• GOAL: Replace "reference-label" with "period-label" in the records, starting at the line that contains "x-tick-label: 1996 [126, 405, 162, 441]" and ending after the line that contains "x-tick-label: 2002 [196, 405, 232, 441]". Leave everything else unchanged, and give only those lines.

• SUPPLIED DATA:
============================================================
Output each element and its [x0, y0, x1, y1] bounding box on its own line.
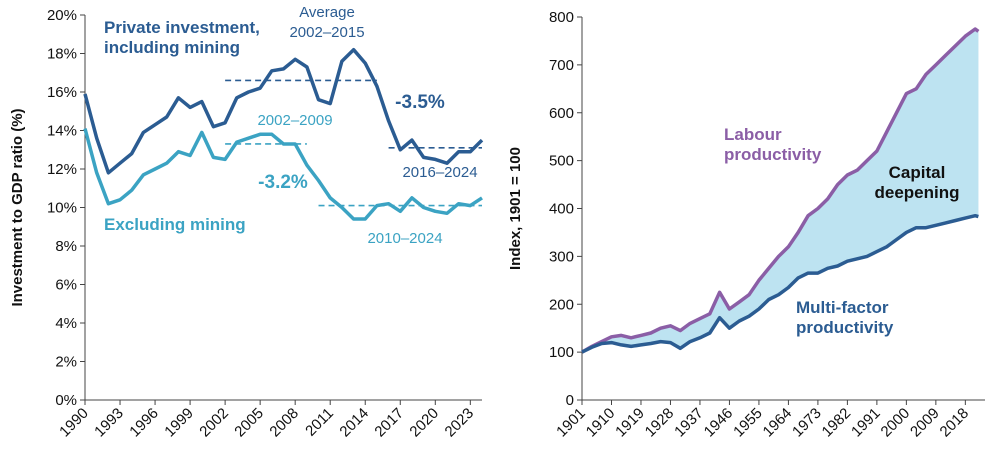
x-tick-label: 1996 [126, 405, 162, 441]
y-tick-label: 300 [549, 248, 574, 265]
series-label: Excluding mining [104, 215, 246, 234]
y-tick-label: 6% [55, 277, 77, 294]
x-tick-label: 2011 [302, 405, 337, 440]
area-label: Capital deepening [874, 163, 960, 202]
reference-label: 2002–2009 [257, 112, 333, 129]
annotation: Average [299, 4, 355, 21]
x-tick-label: 1982 [819, 405, 855, 441]
y-tick-label: 100 [549, 344, 574, 361]
y-tick-label: 700 [549, 57, 574, 74]
y-tick-label: 10% [47, 200, 77, 217]
x-tick-label: 1919 [612, 405, 648, 441]
reference-label: 2016–2024 [402, 164, 478, 181]
y-tick-label: 0 [566, 392, 574, 409]
x-tick-label: 2002 [196, 405, 232, 441]
series-line [581, 27, 980, 354]
x-tick-label: 1910 [583, 405, 619, 441]
x-tick-label: 1999 [161, 405, 197, 441]
y-axis-title: Investment to GDP ratio (%) [9, 108, 26, 306]
y-tick-label: 200 [549, 296, 574, 313]
reference-label: 2002–2015 [289, 24, 365, 41]
y-tick-label: 20% [47, 7, 77, 24]
series-line [581, 213, 979, 354]
x-tick-label: 2014 [336, 405, 372, 441]
x-tick-label: 1937 [671, 405, 707, 441]
x-tick-label: 2005 [231, 405, 267, 441]
y-tick-label: 16% [47, 84, 77, 101]
y-tick-label: 8% [55, 238, 77, 255]
series-line [83, 47, 484, 175]
y-tick-label: 800 [549, 9, 574, 26]
x-tick-label: 1928 [642, 405, 678, 441]
x-tick-label: 1973 [789, 405, 825, 441]
x-tick-label: 1901 [553, 405, 589, 441]
x-tick-label: 1991 [848, 405, 884, 441]
fill-between [582, 28, 979, 353]
reference-label: 2010–2024 [367, 230, 443, 247]
series-label: Multi-factor productivity [796, 298, 894, 337]
x-tick-label: 1946 [701, 405, 737, 441]
y-tick-label: 500 [549, 153, 574, 170]
y-tick-label: 4% [55, 315, 77, 332]
y-tick-label: 400 [549, 201, 574, 218]
y-tick-label: 18% [47, 46, 77, 63]
y-tick-label: 0% [55, 392, 77, 409]
y-tick-label: 12% [47, 161, 77, 178]
annotation: -3.5% [395, 92, 445, 113]
annotation: -3.2% [258, 172, 308, 193]
x-tick-label: 1990 [56, 405, 92, 441]
x-tick-label: 1955 [730, 405, 766, 441]
series-label: Labour productivity [724, 125, 822, 164]
x-tick-label: 2009 [907, 405, 943, 441]
x-tick-label: 1993 [91, 405, 127, 441]
y-tick-label: 14% [47, 123, 77, 140]
x-tick-label: 2023 [442, 405, 478, 441]
series-line [83, 128, 483, 221]
x-tick-label: 2020 [407, 405, 443, 441]
y-tick-label: 600 [549, 105, 574, 122]
x-tick-label: 1964 [760, 405, 796, 441]
x-tick-label: 2000 [878, 405, 914, 441]
x-tick-label: 2008 [266, 405, 302, 441]
y-tick-label: 2% [55, 354, 77, 371]
x-tick-label: 2017 [371, 405, 407, 441]
series-label: Private investment, including mining [104, 18, 260, 57]
y-axis-title: Index, 1901 = 100 [507, 147, 524, 270]
x-tick-label: 2018 [937, 405, 973, 441]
============================================================
• RESULT OF THE TASK:
x-tick-label: 1996 [126, 405, 162, 441]
y-tick-label: 300 [549, 248, 574, 265]
series-label: Excluding mining [104, 215, 246, 234]
y-tick-label: 6% [55, 277, 77, 294]
x-tick-label: 2011 [302, 405, 337, 440]
area-label: Capital deepening [874, 163, 960, 202]
period-label: 2002–2009 [257, 112, 333, 129]
annotation: Average [299, 4, 355, 21]
x-tick-label: 1982 [819, 405, 855, 441]
y-tick-label: 100 [549, 344, 574, 361]
y-tick-label: 700 [549, 57, 574, 74]
y-tick-label: 10% [47, 200, 77, 217]
x-tick-label: 1919 [612, 405, 648, 441]
period-label: 2016–2024 [402, 164, 478, 181]
y-tick-label: 0 [566, 392, 574, 409]
x-tick-label: 2002 [196, 405, 232, 441]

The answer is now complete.